## Fragmento del documento

Dicen que han empezado las rebajas de enero. ¡Qué bien! Espero que tengan mucha suerte al elegir su chollo del año. Yo, con lo apañada que parezco, tengo mis defectos. Me horrorizan las multitudes, tanto que, hasta viendo por televisión las procesiones de Semana Santa me dan sudores de muerte. Una no podía nacer totalmente perfecta. Recuerdo que, en mi infancia, durante mi larga estancia en Sidi Ifni, en África Occidental -entonces española- no nos faltaron nunca alimentos, mientras que en la piel de toro, todos estaban racionados y eran muy caros y escasos. Por eso, cuando, cada dos años veraneábamos en casa de mis tíos en Pedregalejo, no podíamos salir al paseo hasta que habíamos finalizado el bocata. No es que mi madre pensara que lo íbamos a tirar, lo que temía era que alguna criaturita se acercara a nosotros y nos arrancara de las manos la gloria que nos estábamos comiendo y nos arrastrara por las maltrechas aceras. Estoy hablando de la mitad de los años cincuenta del siglo pasado. Malos tiempos para aquella infancia inocente.

Hoy, mi nietecito Javi -más de un metro ochenta con dieciséis añitos- en un santiamén me ha desgraciado una barra de pan, con lo que le ha apetecido dentro, pero, lo que más me ha conmovido es que, cuando ha finalizado la pitanza se ha sentido penoso recordando el hambre que padecen los niños de África. ¡Criaturita!

Para tranquilizar su espíritu le he recordado que sus padres y abuelos siempre enviamos dinero para que las grandes asociaciones benéficas hagan llegar a los necesitados alimentos y medicinas que puedan aliviar sus penurias. No sé si he sido suficientemente convincente, aunque cuando me ha mirado a los ojos le he sostenido su mirada y creo que no hay nada mejor para quitarle sus pesares.

## Requisito 1
Indique si cada afirmación concuerda con el fragmento y cite textualmente las palabras que lo deciden: (a) durante la estancia en Sidi Ifni nunca faltaron alimentos; (b) los veraneos en Pedregalejo tenían lugar todos los años; (c) Javi tiene dieciséis años.
## Requisito 2
Transcriba del fragmento el tramo que va desde «Para tranquilizar su» hasta «quitarle sus pesares.».
Los registros constituyen un material independiente del fragmento.

[Datos de análisis de la maquetación de documentos]
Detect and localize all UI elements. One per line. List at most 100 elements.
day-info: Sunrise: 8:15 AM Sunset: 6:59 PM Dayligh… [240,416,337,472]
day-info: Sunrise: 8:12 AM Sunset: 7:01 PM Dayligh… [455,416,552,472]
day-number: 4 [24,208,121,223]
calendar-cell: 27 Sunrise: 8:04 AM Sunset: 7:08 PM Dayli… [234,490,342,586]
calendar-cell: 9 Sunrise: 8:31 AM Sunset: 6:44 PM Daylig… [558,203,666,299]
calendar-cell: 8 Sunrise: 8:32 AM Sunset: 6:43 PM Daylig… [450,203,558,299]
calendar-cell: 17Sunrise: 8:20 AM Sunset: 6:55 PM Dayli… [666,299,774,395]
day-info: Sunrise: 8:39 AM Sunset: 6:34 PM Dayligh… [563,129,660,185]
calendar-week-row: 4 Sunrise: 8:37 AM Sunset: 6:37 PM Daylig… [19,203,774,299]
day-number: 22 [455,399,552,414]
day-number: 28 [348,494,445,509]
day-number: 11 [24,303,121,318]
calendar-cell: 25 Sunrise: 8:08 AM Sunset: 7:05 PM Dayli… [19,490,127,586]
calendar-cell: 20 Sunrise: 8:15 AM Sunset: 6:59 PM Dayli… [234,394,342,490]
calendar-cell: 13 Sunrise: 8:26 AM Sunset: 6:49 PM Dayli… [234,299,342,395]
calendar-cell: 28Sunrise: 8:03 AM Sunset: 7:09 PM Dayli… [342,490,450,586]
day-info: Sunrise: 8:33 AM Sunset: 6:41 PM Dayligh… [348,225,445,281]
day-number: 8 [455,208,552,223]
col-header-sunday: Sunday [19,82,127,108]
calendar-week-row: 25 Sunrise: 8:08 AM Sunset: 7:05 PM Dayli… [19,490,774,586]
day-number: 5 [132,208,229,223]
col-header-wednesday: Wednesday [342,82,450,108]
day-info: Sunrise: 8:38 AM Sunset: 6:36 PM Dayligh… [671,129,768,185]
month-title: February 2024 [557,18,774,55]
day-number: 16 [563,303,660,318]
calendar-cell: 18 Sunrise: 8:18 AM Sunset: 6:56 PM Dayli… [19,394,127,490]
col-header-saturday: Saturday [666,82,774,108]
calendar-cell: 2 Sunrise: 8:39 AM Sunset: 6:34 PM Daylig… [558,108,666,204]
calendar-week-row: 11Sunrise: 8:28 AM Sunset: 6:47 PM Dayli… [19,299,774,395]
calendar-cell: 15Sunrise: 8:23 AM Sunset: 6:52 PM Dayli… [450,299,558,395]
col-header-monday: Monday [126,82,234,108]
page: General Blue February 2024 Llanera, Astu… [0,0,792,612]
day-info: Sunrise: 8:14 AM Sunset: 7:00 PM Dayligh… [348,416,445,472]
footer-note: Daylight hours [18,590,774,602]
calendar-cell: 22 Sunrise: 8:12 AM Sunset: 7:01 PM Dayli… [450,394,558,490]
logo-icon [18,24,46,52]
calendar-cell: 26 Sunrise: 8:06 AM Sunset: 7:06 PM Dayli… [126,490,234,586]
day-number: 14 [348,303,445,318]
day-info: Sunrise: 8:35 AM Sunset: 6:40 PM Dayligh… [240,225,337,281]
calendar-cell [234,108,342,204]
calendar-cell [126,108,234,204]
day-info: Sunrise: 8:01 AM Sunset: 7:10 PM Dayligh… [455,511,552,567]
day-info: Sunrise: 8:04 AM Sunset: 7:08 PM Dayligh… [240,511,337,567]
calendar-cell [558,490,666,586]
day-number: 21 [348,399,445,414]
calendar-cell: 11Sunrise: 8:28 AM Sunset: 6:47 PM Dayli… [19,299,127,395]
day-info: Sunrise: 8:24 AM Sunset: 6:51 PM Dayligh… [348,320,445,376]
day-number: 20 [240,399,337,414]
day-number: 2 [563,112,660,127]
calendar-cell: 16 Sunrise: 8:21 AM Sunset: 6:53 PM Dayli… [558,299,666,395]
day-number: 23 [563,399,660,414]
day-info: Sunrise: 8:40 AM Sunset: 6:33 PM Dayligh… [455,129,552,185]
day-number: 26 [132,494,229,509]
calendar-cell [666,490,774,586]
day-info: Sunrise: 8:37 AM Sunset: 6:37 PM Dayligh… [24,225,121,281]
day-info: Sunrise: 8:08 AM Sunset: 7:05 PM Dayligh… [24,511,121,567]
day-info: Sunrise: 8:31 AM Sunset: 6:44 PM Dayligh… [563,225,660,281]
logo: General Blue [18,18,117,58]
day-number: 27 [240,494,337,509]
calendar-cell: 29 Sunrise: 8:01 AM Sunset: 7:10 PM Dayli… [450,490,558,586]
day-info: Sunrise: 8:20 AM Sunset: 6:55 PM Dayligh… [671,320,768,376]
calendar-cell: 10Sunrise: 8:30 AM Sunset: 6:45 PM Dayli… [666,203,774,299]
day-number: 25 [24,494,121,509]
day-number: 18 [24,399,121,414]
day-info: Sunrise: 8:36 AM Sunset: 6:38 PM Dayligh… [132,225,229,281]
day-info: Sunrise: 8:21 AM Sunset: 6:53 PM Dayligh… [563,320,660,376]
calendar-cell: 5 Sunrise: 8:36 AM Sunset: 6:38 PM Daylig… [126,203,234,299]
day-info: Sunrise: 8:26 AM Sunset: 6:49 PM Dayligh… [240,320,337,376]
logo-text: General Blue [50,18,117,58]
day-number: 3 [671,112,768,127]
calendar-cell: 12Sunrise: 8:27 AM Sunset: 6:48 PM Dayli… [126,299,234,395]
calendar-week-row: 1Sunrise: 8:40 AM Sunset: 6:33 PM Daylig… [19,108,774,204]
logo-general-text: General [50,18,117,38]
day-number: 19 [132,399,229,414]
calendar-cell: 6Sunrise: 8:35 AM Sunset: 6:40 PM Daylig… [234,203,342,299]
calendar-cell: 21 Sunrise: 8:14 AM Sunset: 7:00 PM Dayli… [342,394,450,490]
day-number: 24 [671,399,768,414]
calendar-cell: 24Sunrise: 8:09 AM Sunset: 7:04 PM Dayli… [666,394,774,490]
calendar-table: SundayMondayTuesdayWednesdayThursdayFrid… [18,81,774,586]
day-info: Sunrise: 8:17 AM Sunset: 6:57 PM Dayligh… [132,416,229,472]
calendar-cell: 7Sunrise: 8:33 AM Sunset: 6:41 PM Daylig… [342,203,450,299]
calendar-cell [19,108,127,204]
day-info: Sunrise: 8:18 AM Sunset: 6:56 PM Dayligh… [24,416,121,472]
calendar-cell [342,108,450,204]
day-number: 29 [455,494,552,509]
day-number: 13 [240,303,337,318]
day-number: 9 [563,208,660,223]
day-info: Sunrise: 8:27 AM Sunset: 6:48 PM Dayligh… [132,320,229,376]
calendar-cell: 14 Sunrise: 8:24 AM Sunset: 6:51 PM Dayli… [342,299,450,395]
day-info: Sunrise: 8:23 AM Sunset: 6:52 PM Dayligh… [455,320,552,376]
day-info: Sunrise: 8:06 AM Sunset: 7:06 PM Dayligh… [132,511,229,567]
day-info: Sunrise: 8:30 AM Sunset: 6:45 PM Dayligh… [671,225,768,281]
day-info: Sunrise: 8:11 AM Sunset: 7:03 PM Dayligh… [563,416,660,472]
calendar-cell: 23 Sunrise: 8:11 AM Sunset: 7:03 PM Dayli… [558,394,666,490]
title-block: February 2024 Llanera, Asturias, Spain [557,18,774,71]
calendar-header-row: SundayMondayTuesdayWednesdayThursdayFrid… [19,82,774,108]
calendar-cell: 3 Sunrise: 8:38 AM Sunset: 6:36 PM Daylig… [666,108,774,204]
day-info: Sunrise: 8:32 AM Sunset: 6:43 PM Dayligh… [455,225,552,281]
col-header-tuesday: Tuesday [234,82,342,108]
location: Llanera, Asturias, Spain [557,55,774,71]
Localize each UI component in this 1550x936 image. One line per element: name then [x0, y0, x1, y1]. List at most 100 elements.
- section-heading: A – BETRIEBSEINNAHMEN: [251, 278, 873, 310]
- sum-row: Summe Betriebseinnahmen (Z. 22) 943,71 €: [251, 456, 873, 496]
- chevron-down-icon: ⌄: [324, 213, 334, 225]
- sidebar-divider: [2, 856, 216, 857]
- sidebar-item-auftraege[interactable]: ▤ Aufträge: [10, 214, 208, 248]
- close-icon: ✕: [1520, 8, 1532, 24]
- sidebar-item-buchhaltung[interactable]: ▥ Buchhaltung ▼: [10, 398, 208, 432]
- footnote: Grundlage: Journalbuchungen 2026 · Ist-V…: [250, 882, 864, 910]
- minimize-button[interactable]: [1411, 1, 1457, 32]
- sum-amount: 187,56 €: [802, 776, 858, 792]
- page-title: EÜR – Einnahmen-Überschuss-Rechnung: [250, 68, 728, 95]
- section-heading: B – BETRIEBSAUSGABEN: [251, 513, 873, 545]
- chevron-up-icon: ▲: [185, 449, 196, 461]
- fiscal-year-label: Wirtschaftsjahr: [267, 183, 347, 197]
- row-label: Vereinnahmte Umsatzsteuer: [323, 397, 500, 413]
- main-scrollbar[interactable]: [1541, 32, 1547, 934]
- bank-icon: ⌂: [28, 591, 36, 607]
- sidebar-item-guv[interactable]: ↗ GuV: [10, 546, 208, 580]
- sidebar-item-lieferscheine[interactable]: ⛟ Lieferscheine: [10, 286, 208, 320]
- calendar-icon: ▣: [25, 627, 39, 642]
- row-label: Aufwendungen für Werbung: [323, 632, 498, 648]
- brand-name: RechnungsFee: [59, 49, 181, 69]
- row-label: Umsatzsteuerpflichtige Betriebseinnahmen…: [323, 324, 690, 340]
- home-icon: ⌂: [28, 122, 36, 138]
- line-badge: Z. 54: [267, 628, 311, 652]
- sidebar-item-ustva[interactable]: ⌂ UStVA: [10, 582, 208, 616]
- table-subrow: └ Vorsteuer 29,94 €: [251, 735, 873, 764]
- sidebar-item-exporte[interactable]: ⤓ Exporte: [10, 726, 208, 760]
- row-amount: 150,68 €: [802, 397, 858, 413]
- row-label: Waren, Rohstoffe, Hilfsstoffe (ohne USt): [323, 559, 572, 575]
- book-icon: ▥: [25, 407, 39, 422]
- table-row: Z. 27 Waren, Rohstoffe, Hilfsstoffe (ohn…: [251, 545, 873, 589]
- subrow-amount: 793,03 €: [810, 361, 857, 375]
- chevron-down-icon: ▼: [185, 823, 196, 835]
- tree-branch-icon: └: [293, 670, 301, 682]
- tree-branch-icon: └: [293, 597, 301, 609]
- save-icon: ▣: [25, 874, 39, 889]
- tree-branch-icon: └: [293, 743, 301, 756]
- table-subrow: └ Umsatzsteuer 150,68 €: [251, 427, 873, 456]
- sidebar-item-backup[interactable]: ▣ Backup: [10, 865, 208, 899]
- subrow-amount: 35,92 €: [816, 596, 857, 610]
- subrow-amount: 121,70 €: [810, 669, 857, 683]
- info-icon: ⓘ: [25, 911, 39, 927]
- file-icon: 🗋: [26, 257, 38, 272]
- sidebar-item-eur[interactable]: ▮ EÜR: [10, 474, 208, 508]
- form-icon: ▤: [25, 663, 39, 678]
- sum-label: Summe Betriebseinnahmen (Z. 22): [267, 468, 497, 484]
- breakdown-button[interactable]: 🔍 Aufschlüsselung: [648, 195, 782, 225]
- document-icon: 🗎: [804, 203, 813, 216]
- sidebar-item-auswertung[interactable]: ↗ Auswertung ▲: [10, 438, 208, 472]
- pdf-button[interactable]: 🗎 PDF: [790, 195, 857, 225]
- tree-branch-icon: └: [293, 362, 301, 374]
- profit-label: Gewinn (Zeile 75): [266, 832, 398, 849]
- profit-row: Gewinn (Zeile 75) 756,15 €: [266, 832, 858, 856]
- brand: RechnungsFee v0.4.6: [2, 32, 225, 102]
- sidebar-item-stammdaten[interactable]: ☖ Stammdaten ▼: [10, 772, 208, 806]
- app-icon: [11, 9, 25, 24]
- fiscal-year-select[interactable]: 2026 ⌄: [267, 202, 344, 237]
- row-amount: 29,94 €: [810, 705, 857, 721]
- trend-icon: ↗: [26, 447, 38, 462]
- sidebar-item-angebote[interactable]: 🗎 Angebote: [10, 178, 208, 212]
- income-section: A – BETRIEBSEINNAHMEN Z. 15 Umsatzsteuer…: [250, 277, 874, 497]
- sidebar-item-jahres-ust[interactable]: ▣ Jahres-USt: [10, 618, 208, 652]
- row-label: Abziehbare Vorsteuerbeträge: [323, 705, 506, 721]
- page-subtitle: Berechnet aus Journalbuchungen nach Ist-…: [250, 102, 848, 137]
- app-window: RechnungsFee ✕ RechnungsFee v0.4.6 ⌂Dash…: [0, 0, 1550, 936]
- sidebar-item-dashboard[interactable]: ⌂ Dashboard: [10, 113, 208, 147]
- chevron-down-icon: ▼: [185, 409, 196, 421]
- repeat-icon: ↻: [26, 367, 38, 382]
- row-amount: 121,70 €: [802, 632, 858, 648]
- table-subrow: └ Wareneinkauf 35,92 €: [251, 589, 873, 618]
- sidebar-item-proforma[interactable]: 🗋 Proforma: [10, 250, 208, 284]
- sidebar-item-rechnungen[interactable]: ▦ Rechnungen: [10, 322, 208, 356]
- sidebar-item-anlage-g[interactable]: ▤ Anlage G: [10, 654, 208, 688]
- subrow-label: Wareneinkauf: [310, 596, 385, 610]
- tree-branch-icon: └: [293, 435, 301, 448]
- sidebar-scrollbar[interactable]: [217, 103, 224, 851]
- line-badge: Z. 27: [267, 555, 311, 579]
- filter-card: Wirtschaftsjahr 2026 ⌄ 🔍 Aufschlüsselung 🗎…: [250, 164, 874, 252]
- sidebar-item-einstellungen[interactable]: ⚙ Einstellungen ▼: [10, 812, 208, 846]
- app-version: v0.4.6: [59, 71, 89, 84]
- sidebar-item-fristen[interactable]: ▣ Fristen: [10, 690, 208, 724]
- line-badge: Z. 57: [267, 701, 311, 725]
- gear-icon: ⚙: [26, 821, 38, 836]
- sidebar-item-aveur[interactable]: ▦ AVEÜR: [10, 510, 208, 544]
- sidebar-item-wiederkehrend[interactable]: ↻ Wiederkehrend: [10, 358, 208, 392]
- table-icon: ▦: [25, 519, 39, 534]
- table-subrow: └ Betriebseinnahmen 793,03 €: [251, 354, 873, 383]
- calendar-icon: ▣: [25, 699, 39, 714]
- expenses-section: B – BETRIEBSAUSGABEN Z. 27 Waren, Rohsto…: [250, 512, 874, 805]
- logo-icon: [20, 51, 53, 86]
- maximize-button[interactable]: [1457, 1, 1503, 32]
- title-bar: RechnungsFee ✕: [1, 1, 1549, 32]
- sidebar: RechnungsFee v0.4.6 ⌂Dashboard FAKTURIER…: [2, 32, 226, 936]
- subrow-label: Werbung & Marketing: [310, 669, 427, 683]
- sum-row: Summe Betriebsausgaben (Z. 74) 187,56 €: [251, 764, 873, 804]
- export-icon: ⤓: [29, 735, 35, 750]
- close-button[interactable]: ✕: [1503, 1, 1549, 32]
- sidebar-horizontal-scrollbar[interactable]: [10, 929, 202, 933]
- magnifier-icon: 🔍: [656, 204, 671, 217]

## Respuesta escrita 1
(a) Sí: «no nos faltaron nunca alimentos».
(b) No: «cada dos años veraneábamos en casa de mis tíos en Pedregalejo».
(c) Sí: «más de un metro ochenta con dieciséis añitos».

## Respuesta escrita 2
Para tranquilizar su espíritu le he recordado que sus padres y abuelos siempre enviamos dinero para que las grandes asociaciones benéficas hagan llegar a los necesitados alimentos y medicinas que puedan aliviar sus penurias. No sé si he sido suficientemente convincente, aunque cuando me ha mirado a los ojos le he sostenido su mirada y creo que no hay nada mejor para quitarle sus pesares.